# start of RECORDS FOR THIS TASK

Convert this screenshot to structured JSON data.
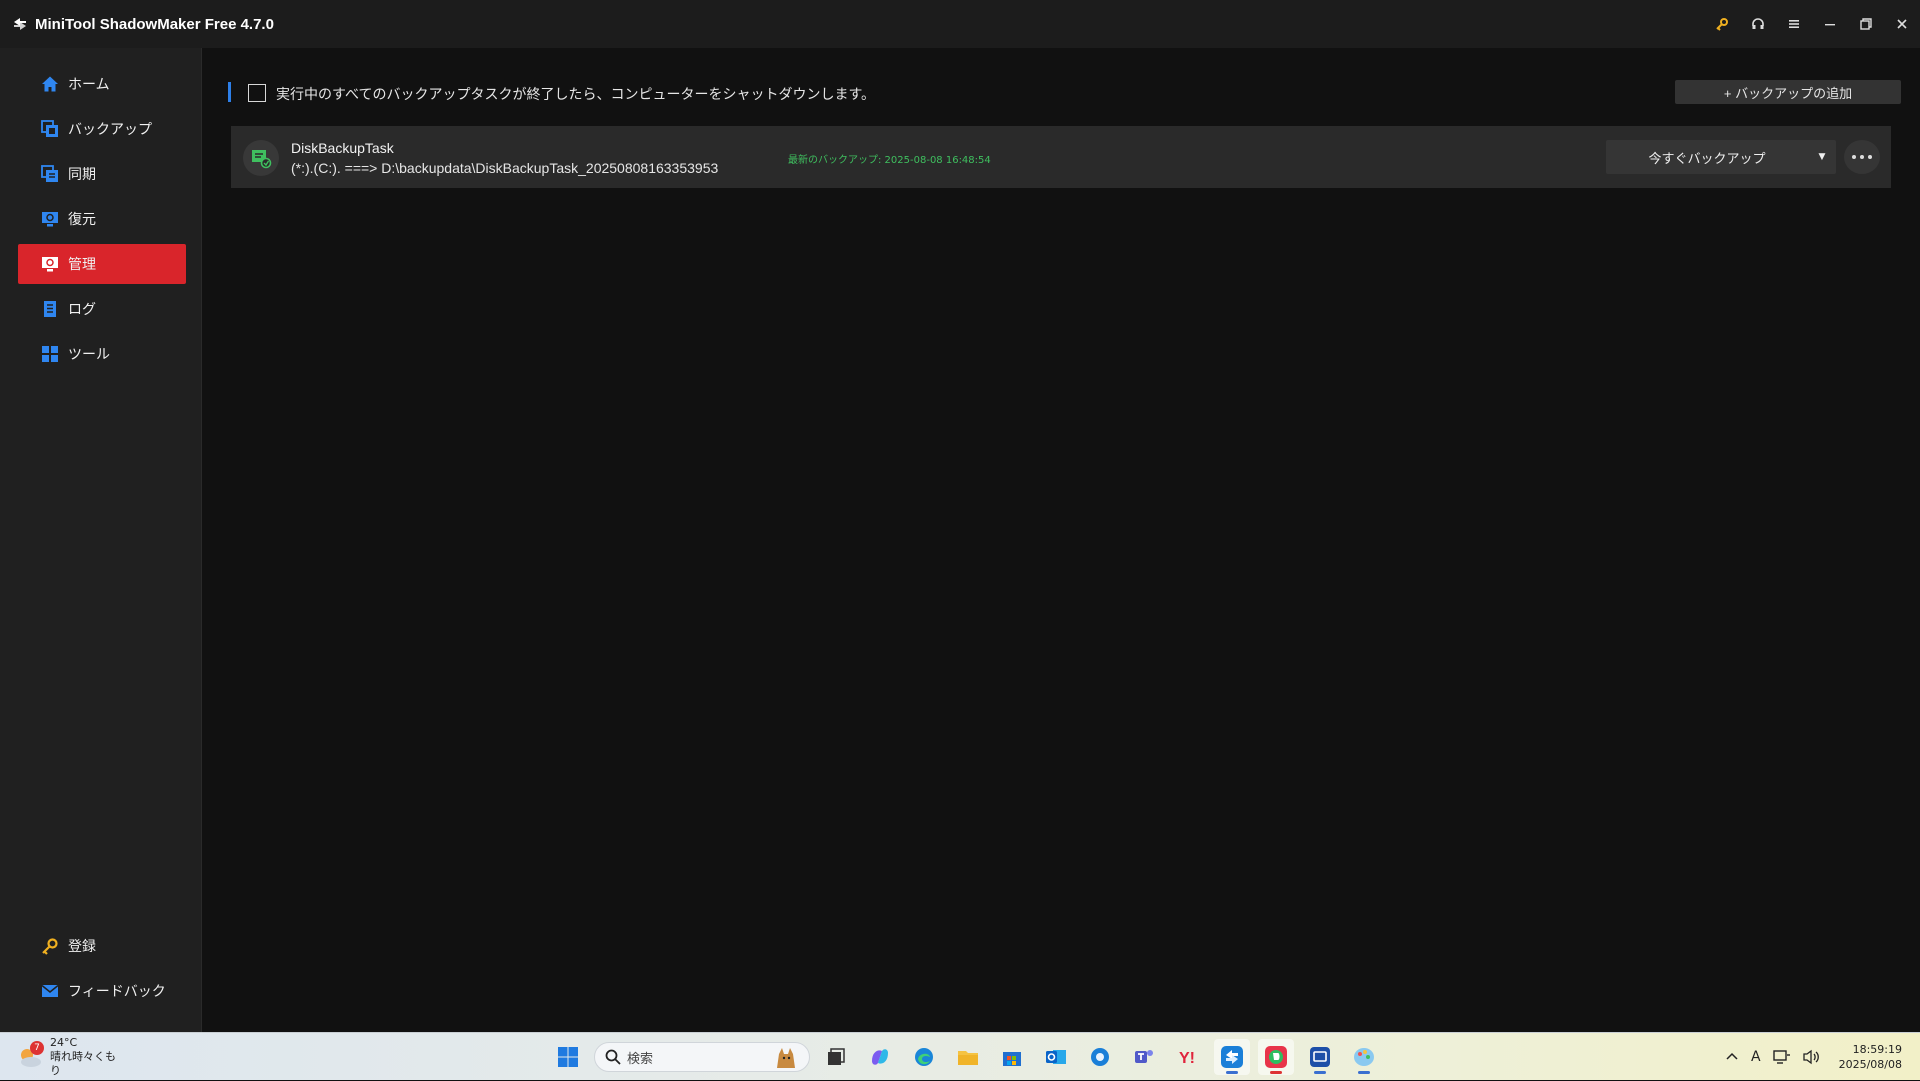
{
  "window": {
    "title": "MiniTool ShadowMaker Free 4.7.0",
    "accent": "#d9252b"
  },
  "sidebar": {
    "items": [
      {
        "label": "ホーム",
        "icon": "home-icon"
      },
      {
        "label": "バックアップ",
        "icon": "backup-icon"
      },
      {
        "label": "同期",
        "icon": "sync-icon"
      },
      {
        "label": "復元",
        "icon": "restore-icon"
      },
      {
        "label": "管理",
        "icon": "manage-icon",
        "active": true
      },
      {
        "label": "ログ",
        "icon": "log-icon"
      },
      {
        "label": "ツール",
        "icon": "tools-icon"
      }
    ],
    "bottom": [
      {
        "label": "登録",
        "icon": "key-icon"
      },
      {
        "label": "フィードバック",
        "icon": "mail-icon"
      }
    ]
  },
  "main": {
    "shutdown_label": "実行中のすべてのバックアップタスクが終了したら、コンピューターをシャットダウンします。",
    "add_backup_label": "+ バックアップの追加",
    "task": {
      "name": "DiskBackupTask",
      "path": "(*:).(C:). ===> D:\\backupdata\\DiskBackupTask_20250808163353953",
      "last_backup": "最新のバックアップ: 2025-08-08 16:48:54",
      "backup_now_label": "今すぐバックアップ"
    }
  },
  "taskbar": {
    "weather": {
      "temp": "24°C",
      "desc": "晴れ時々くもり",
      "badge": "7"
    },
    "search_label": "検索",
    "clock": {
      "time": "18:59:19",
      "date": "2025/08/08"
    },
    "ime": "A"
  }
}
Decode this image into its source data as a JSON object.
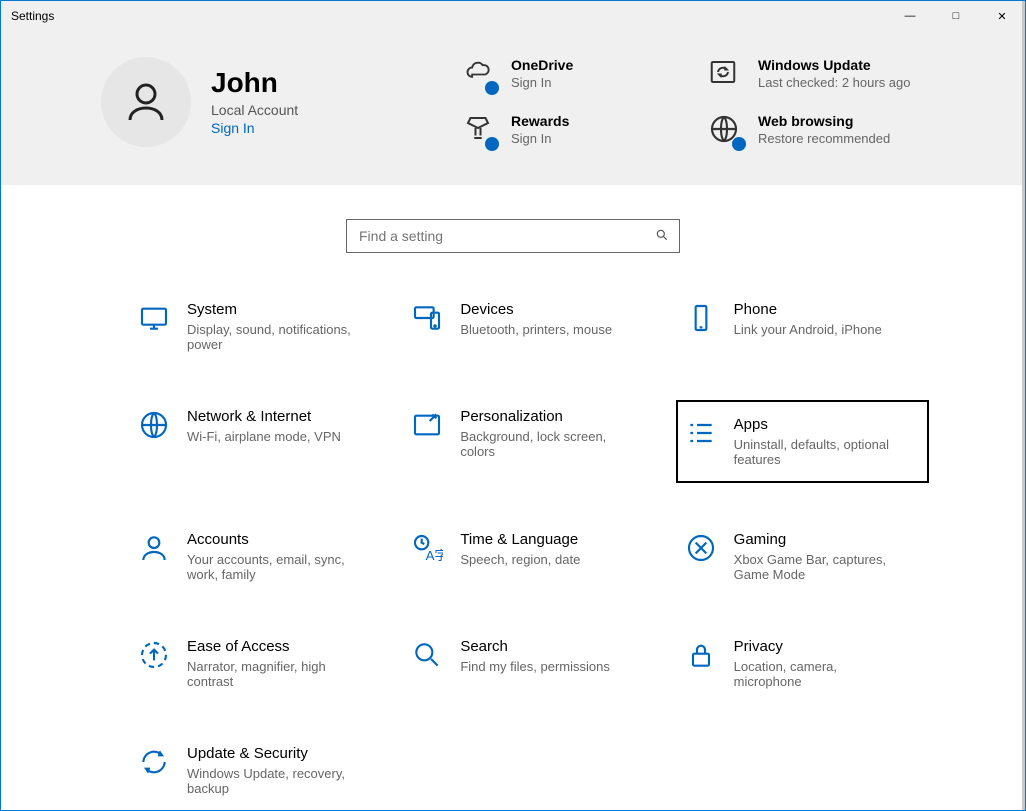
{
  "window": {
    "title": "Settings"
  },
  "account": {
    "name": "John",
    "type": "Local Account",
    "signin": "Sign In"
  },
  "header_tiles": {
    "onedrive": {
      "title": "OneDrive",
      "sub": "Sign In"
    },
    "windows_update": {
      "title": "Windows Update",
      "sub": "Last checked: 2 hours ago"
    },
    "rewards": {
      "title": "Rewards",
      "sub": "Sign In"
    },
    "web_browsing": {
      "title": "Web browsing",
      "sub": "Restore recommended"
    }
  },
  "search": {
    "placeholder": "Find a setting"
  },
  "categories": {
    "system": {
      "title": "System",
      "sub": "Display, sound, notifications, power"
    },
    "devices": {
      "title": "Devices",
      "sub": "Bluetooth, printers, mouse"
    },
    "phone": {
      "title": "Phone",
      "sub": "Link your Android, iPhone"
    },
    "network": {
      "title": "Network & Internet",
      "sub": "Wi-Fi, airplane mode, VPN"
    },
    "personalization": {
      "title": "Personalization",
      "sub": "Background, lock screen, colors"
    },
    "apps": {
      "title": "Apps",
      "sub": "Uninstall, defaults, optional features"
    },
    "accounts": {
      "title": "Accounts",
      "sub": "Your accounts, email, sync, work, family"
    },
    "time": {
      "title": "Time & Language",
      "sub": "Speech, region, date"
    },
    "gaming": {
      "title": "Gaming",
      "sub": "Xbox Game Bar, captures, Game Mode"
    },
    "ease": {
      "title": "Ease of Access",
      "sub": "Narrator, magnifier, high contrast"
    },
    "searchcat": {
      "title": "Search",
      "sub": "Find my files, permissions"
    },
    "privacy": {
      "title": "Privacy",
      "sub": "Location, camera, microphone"
    },
    "update": {
      "title": "Update & Security",
      "sub": "Windows Update, recovery, backup"
    }
  }
}
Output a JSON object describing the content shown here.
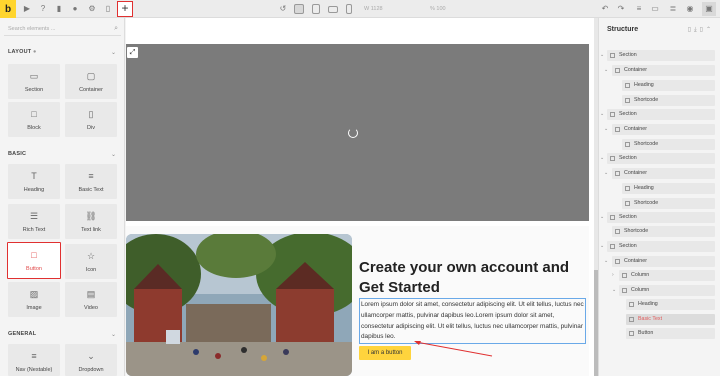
{
  "topbar": {
    "logo": "b",
    "width_value": "1128",
    "height_value": "",
    "zoom_value": "100",
    "width_prefix": "W",
    "zoom_prefix": "%",
    "plus": "+"
  },
  "left_panel": {
    "search_placeholder": "Search elements ...",
    "layout_heading": "LAYOUT",
    "basic_heading": "BASIC",
    "general_heading": "GENERAL",
    "layout_tiles": [
      "Section",
      "Container",
      "Block",
      "Div"
    ],
    "basic_tiles": [
      "Heading",
      "Basic Text",
      "Rich Text",
      "Text link",
      "Button",
      "Icon",
      "Image",
      "Video"
    ],
    "general_tiles": [
      "Nav (Nestable)",
      "Dropdown"
    ]
  },
  "canvas": {
    "heading": "Create your own account and Get Started",
    "paragraph": "Lorem ipsum dolor sit amet, consectetur adipiscing elit. Ut elit tellus, luctus nec ullamcorper mattis, pulvinar dapibus leo.Lorem ipsum dolor sit amet, consectetur adipiscing elit. Ut elit tellus, luctus nec ullamcorper mattis, pulvinar dapibus leo.",
    "button": "I am a button"
  },
  "structure": {
    "title": "Structure",
    "nodes": [
      {
        "label": "Section"
      },
      {
        "label": "Container"
      },
      {
        "label": "Heading"
      },
      {
        "label": "Shortcode"
      },
      {
        "label": "Section"
      },
      {
        "label": "Container"
      },
      {
        "label": "Shortcode"
      },
      {
        "label": "Section"
      },
      {
        "label": "Container"
      },
      {
        "label": "Heading"
      },
      {
        "label": "Shortcode"
      },
      {
        "label": "Section"
      },
      {
        "label": "Shortcode"
      },
      {
        "label": "Section"
      },
      {
        "label": "Container"
      },
      {
        "label": "Column"
      },
      {
        "label": "Column"
      },
      {
        "label": "Heading"
      },
      {
        "label": "Basic Text"
      },
      {
        "label": "Button"
      }
    ]
  },
  "colors": {
    "brand_yellow": "#ffd52e",
    "highlight_red": "#e03030",
    "button_yellow": "#ffd43d"
  }
}
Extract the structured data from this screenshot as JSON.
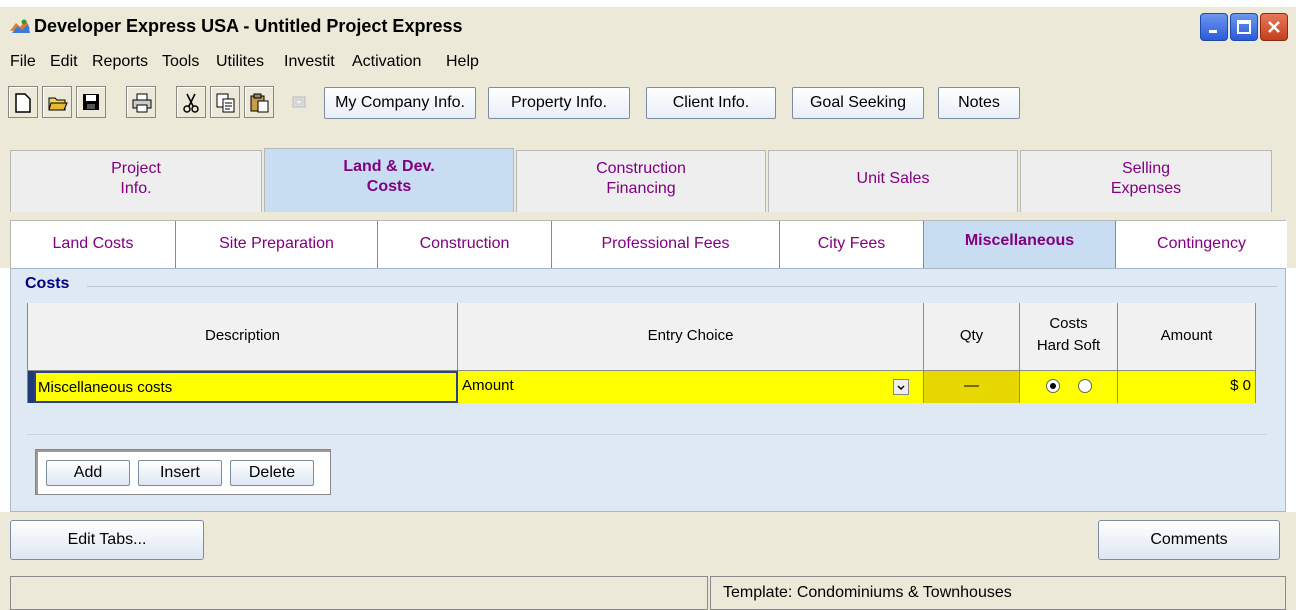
{
  "window": {
    "title": "Developer Express  USA - Untitled Project Express",
    "controls": [
      "minimize-icon",
      "maximize-icon",
      "close-icon"
    ]
  },
  "menu": {
    "items": [
      {
        "label": "File"
      },
      {
        "label": "Edit"
      },
      {
        "label": "Reports"
      },
      {
        "label": "Tools"
      },
      {
        "label": "Utilites"
      },
      {
        "label": "Investit"
      },
      {
        "label": "Activation"
      },
      {
        "label": "Help"
      }
    ]
  },
  "toolbar": {
    "icons": [
      "new-document-icon",
      "open-folder-icon",
      "save-disk-icon",
      "print-icon",
      "cut-icon",
      "copy-icon",
      "paste-icon",
      "disabled-tool-icon"
    ],
    "buttons": [
      {
        "label": "My Company Info."
      },
      {
        "label": "Property Info."
      },
      {
        "label": "Client Info."
      },
      {
        "label": "Goal Seeking"
      },
      {
        "label": "Notes"
      }
    ]
  },
  "main_tabs": [
    {
      "line1": "Project",
      "line2": "Info.",
      "active": false
    },
    {
      "line1": "Land & Dev.",
      "line2": "Costs",
      "active": true
    },
    {
      "line1": "Construction",
      "line2": "Financing",
      "active": false
    },
    {
      "line1": "Unit Sales",
      "line2": "",
      "active": false
    },
    {
      "line1": "Selling",
      "line2": "Expenses",
      "active": false
    }
  ],
  "sub_tabs": [
    {
      "label": "Land Costs",
      "active": false
    },
    {
      "label": "Site Preparation",
      "active": false
    },
    {
      "label": "Construction",
      "active": false
    },
    {
      "label": "Professional Fees",
      "active": false
    },
    {
      "label": "City Fees",
      "active": false
    },
    {
      "label": "Miscellaneous",
      "active": true
    },
    {
      "label": "Contingency",
      "active": false
    }
  ],
  "panel": {
    "title": "Costs",
    "columns": {
      "description": "Description",
      "entry_choice": "Entry Choice",
      "qty": "Qty",
      "costs_line1": "Costs",
      "costs_line2": "Hard Soft",
      "amount": "Amount"
    },
    "rows": [
      {
        "description": "Miscellaneous costs",
        "entry_choice": "Amount",
        "qty": "—",
        "cost_type": "Hard",
        "amount": "$ 0"
      }
    ],
    "row_buttons": [
      {
        "label": "Add"
      },
      {
        "label": "Insert"
      },
      {
        "label": "Delete"
      }
    ]
  },
  "bottom": {
    "edit_tabs": "Edit Tabs...",
    "comments": "Comments"
  },
  "status": {
    "left": "",
    "template": "Template: Condominiums & Townhouses"
  },
  "colors": {
    "tab_text": "#800080",
    "active_tab": "#c8dcf2",
    "row_highlight": "#ffff00",
    "panel_bg": "#dfe9f4",
    "panel_title": "#000080"
  }
}
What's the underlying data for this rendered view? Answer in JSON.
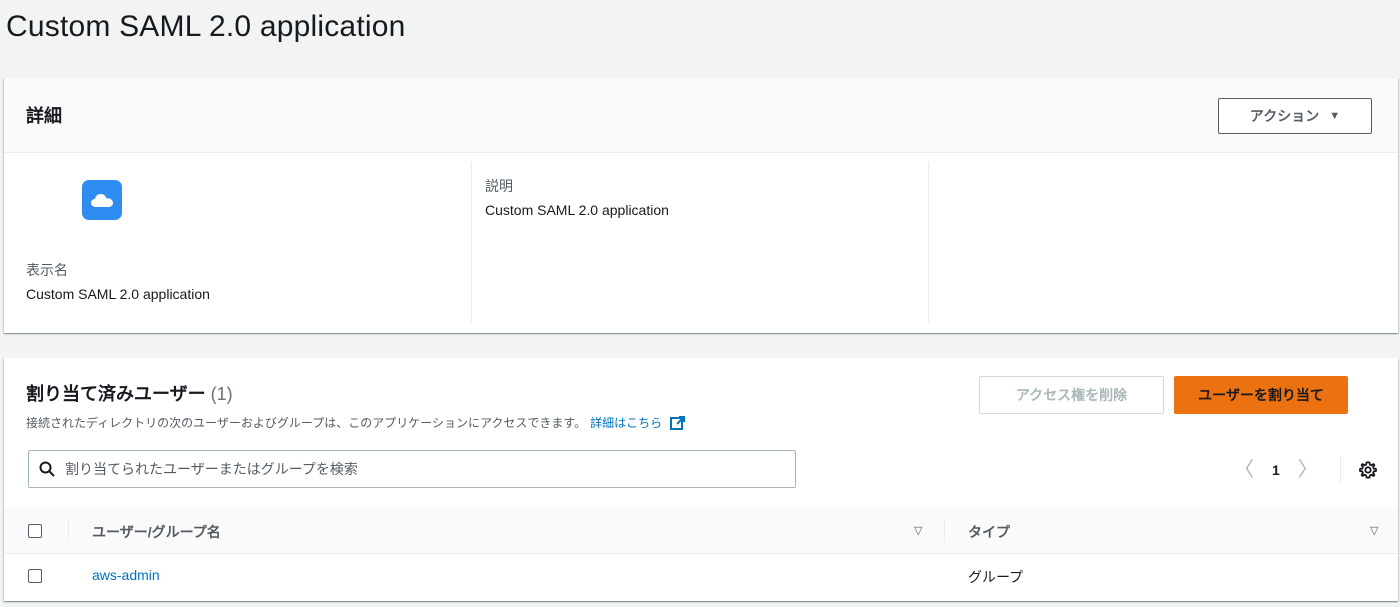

# end of RECORDS FOR THIS TASK

- EXERCISE DETAILS:
List every line from the entries above in which "Construction" appears.

- SOLUTION TO THE PROBLEM:
      "line1": "Construction",
      "label": "Construction",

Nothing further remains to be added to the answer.